» What is being asked:
Scan the listing below and copy every line holding "group".

(Items from a dataset)
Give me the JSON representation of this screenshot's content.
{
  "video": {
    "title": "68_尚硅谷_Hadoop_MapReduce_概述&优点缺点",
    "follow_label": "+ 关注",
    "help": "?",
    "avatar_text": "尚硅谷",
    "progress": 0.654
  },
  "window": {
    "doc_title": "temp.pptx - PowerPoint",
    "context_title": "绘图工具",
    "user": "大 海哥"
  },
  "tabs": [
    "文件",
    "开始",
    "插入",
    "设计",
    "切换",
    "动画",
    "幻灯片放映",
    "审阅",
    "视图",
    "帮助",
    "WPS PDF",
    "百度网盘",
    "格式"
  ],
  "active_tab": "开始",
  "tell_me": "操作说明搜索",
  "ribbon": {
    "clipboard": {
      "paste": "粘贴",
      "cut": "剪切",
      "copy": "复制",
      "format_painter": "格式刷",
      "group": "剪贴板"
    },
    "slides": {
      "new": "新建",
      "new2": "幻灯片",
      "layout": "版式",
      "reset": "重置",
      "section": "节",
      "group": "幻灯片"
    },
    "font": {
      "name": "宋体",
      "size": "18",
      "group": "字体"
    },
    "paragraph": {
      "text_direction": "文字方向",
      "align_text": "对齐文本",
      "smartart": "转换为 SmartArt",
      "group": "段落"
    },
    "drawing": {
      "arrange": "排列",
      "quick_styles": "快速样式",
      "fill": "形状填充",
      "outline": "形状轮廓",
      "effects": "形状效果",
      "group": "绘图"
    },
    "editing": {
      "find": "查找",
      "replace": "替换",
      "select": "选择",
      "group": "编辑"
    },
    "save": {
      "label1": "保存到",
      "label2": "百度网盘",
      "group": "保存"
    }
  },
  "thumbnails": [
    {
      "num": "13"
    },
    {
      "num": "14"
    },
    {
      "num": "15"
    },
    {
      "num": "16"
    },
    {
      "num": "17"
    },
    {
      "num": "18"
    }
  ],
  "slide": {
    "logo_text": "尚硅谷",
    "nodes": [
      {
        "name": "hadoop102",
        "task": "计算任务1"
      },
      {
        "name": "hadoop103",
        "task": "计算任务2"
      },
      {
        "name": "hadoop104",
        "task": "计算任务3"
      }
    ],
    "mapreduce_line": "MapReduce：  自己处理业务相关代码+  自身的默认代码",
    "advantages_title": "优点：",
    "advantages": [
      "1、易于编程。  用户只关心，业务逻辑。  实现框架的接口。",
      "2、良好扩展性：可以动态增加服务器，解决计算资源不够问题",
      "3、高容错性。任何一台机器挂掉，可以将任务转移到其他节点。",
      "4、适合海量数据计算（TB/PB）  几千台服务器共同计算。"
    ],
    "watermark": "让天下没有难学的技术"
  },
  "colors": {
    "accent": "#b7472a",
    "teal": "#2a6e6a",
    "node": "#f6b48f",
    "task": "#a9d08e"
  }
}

» Exercise result:
      "group": "剪贴板"
      "group": "幻灯片"
      "group": "字体"
      "group": "段落"
      "group": "绘图"
      "group": "编辑"
      "group": "保存"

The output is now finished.